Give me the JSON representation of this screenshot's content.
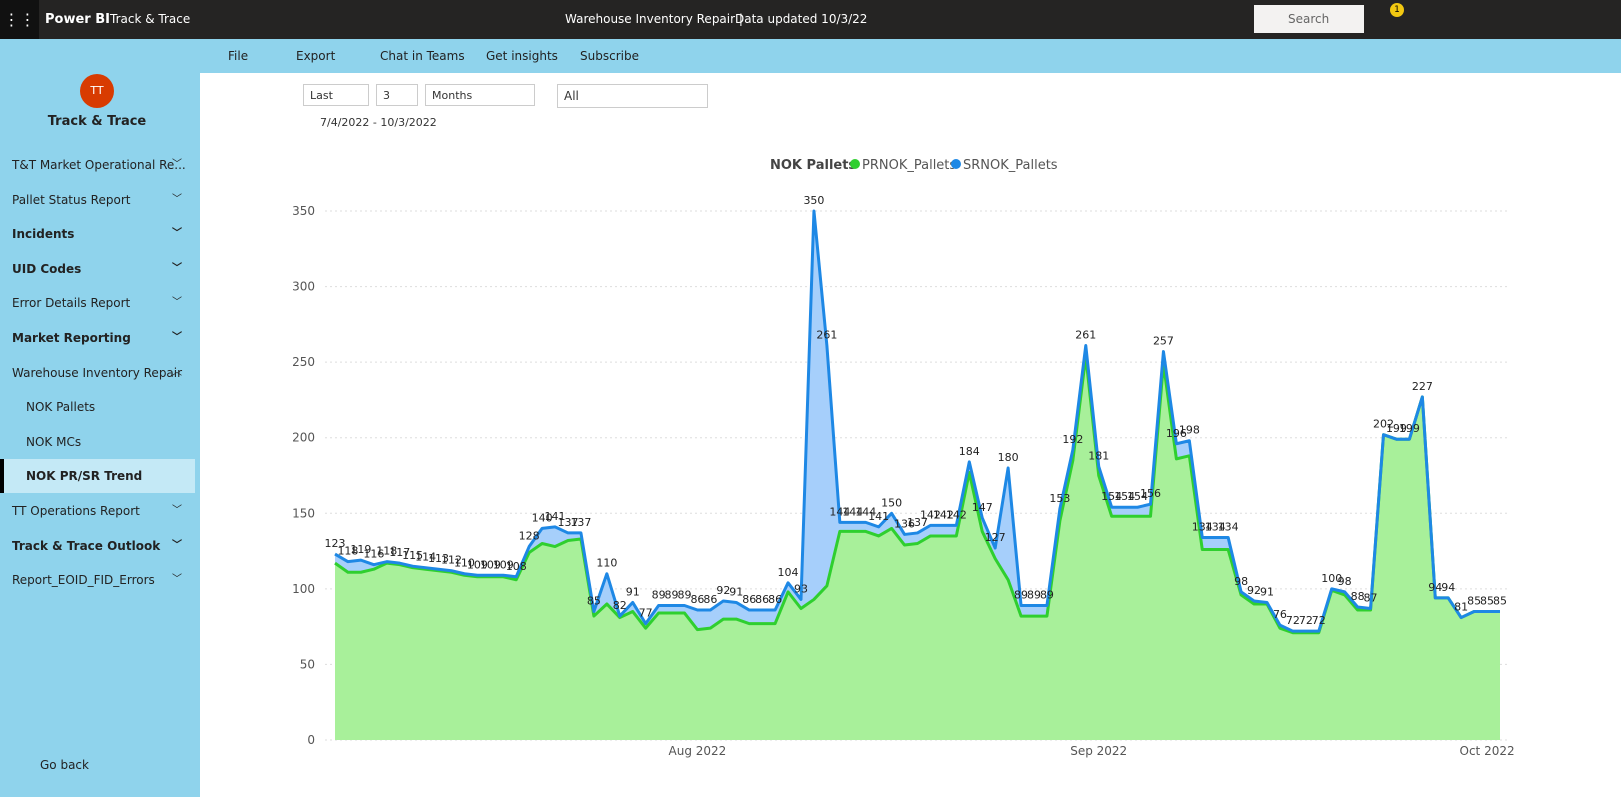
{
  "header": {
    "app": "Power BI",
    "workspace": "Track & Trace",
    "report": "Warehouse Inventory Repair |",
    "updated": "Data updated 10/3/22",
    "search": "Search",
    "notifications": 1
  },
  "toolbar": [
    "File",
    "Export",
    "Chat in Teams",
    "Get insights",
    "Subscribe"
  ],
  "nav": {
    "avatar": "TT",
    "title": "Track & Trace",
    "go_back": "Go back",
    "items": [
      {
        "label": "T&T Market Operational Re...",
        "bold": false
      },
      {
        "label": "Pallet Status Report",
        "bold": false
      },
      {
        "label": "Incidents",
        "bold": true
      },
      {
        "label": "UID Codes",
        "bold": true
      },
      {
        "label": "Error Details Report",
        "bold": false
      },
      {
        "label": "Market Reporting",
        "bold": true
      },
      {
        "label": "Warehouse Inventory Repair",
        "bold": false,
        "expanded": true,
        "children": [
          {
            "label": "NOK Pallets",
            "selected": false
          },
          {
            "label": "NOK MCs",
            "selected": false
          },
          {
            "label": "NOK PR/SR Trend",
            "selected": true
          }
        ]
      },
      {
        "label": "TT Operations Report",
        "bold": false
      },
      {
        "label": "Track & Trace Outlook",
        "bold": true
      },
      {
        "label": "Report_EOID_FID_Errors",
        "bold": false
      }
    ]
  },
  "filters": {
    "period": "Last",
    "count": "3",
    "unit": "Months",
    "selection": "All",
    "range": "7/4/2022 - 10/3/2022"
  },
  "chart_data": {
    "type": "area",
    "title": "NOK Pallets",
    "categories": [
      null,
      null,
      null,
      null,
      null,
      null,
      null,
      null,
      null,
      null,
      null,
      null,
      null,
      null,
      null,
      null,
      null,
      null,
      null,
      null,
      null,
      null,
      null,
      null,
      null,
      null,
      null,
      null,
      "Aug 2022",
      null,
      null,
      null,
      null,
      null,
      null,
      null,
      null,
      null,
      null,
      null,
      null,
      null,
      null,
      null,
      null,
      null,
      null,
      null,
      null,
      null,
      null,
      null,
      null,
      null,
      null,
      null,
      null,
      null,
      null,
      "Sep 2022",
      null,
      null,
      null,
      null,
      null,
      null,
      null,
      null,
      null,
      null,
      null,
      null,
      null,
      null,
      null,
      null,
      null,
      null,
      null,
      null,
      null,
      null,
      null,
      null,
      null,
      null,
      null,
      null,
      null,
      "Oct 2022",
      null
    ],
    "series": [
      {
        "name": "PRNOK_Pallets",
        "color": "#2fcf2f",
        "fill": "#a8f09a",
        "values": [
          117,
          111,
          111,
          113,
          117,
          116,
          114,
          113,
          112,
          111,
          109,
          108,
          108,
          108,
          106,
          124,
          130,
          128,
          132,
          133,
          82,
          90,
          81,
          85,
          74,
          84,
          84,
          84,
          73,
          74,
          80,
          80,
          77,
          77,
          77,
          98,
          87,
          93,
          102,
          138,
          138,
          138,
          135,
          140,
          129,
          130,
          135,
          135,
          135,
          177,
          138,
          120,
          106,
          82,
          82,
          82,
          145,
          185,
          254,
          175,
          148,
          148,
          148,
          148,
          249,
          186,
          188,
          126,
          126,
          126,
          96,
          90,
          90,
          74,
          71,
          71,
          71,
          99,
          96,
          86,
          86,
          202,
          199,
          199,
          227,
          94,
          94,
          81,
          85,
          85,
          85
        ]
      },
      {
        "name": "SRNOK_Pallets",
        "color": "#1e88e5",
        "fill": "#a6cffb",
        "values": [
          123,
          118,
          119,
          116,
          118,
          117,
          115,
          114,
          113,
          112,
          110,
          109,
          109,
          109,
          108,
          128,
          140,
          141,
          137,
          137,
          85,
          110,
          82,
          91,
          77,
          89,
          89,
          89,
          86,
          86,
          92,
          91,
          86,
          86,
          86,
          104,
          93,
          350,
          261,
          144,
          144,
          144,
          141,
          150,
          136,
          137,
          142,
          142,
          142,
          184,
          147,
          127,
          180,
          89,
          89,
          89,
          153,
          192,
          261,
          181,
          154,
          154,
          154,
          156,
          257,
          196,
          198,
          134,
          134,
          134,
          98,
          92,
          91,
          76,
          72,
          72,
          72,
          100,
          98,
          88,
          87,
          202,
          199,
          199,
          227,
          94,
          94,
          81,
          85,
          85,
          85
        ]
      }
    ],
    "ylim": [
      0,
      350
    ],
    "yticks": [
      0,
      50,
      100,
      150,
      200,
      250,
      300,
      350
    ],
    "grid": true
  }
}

= = = = = = =

### To be done
Copy the listing in full and without alteration, omitting every picture.

### Response
Give me the JSON representation of this screenshot's content.
{
  "header": {
    "app": "Power BI",
    "workspace": "Track & Trace",
    "report": "Warehouse Inventory Repair |",
    "updated": "Data updated 10/3/22",
    "search": "Search",
    "notifications": 1
  },
  "toolbar": [
    "File",
    "Export",
    "Chat in Teams",
    "Get insights",
    "Subscribe"
  ],
  "nav": {
    "avatar": "TT",
    "title": "Track & Trace",
    "go_back": "Go back",
    "items": [
      {
        "label": "T&T Market Operational Re...",
        "bold": false
      },
      {
        "label": "Pallet Status Report",
        "bold": false
      },
      {
        "label": "Incidents",
        "bold": true
      },
      {
        "label": "UID Codes",
        "bold": true
      },
      {
        "label": "Error Details Report",
        "bold": false
      },
      {
        "label": "Market Reporting",
        "bold": true
      },
      {
        "label": "Warehouse Inventory Repair",
        "bold": false,
        "expanded": true,
        "children": [
          {
            "label": "NOK Pallets",
            "selected": false
          },
          {
            "label": "NOK MCs",
            "selected": false
          },
          {
            "label": "NOK PR/SR Trend",
            "selected": true
          }
        ]
      },
      {
        "label": "TT Operations Report",
        "bold": false
      },
      {
        "label": "Track & Trace Outlook",
        "bold": true
      },
      {
        "label": "Report_EOID_FID_Errors",
        "bold": false
      }
    ]
  },
  "filters": {
    "period": "Last",
    "count": "3",
    "unit": "Months",
    "selection": "All",
    "range": "7/4/2022 - 10/3/2022"
  },
  "chart_data": {
    "type": "area",
    "title": "NOK Pallets",
    "categories": [
      null,
      null,
      null,
      null,
      null,
      null,
      null,
      null,
      null,
      null,
      null,
      null,
      null,
      null,
      null,
      null,
      null,
      null,
      null,
      null,
      null,
      null,
      null,
      null,
      null,
      null,
      null,
      null,
      "Aug 2022",
      null,
      null,
      null,
      null,
      null,
      null,
      null,
      null,
      null,
      null,
      null,
      null,
      null,
      null,
      null,
      null,
      null,
      null,
      null,
      null,
      null,
      null,
      null,
      null,
      null,
      null,
      null,
      null,
      null,
      null,
      "Sep 2022",
      null,
      null,
      null,
      null,
      null,
      null,
      null,
      null,
      null,
      null,
      null,
      null,
      null,
      null,
      null,
      null,
      null,
      null,
      null,
      null,
      null,
      null,
      null,
      null,
      null,
      null,
      null,
      null,
      null,
      "Oct 2022",
      null
    ],
    "series": [
      {
        "name": "PRNOK_Pallets",
        "color": "#2fcf2f",
        "fill": "#a8f09a",
        "values": [
          117,
          111,
          111,
          113,
          117,
          116,
          114,
          113,
          112,
          111,
          109,
          108,
          108,
          108,
          106,
          124,
          130,
          128,
          132,
          133,
          82,
          90,
          81,
          85,
          74,
          84,
          84,
          84,
          73,
          74,
          80,
          80,
          77,
          77,
          77,
          98,
          87,
          93,
          102,
          138,
          138,
          138,
          135,
          140,
          129,
          130,
          135,
          135,
          135,
          177,
          138,
          120,
          106,
          82,
          82,
          82,
          145,
          185,
          254,
          175,
          148,
          148,
          148,
          148,
          249,
          186,
          188,
          126,
          126,
          126,
          96,
          90,
          90,
          74,
          71,
          71,
          71,
          99,
          96,
          86,
          86,
          202,
          199,
          199,
          227,
          94,
          94,
          81,
          85,
          85,
          85
        ]
      },
      {
        "name": "SRNOK_Pallets",
        "color": "#1e88e5",
        "fill": "#a6cffb",
        "values": [
          123,
          118,
          119,
          116,
          118,
          117,
          115,
          114,
          113,
          112,
          110,
          109,
          109,
          109,
          108,
          128,
          140,
          141,
          137,
          137,
          85,
          110,
          82,
          91,
          77,
          89,
          89,
          89,
          86,
          86,
          92,
          91,
          86,
          86,
          86,
          104,
          93,
          350,
          261,
          144,
          144,
          144,
          141,
          150,
          136,
          137,
          142,
          142,
          142,
          184,
          147,
          127,
          180,
          89,
          89,
          89,
          153,
          192,
          261,
          181,
          154,
          154,
          154,
          156,
          257,
          196,
          198,
          134,
          134,
          134,
          98,
          92,
          91,
          76,
          72,
          72,
          72,
          100,
          98,
          88,
          87,
          202,
          199,
          199,
          227,
          94,
          94,
          81,
          85,
          85,
          85
        ]
      }
    ],
    "ylim": [
      0,
      350
    ],
    "yticks": [
      0,
      50,
      100,
      150,
      200,
      250,
      300,
      350
    ],
    "grid": true
  }
}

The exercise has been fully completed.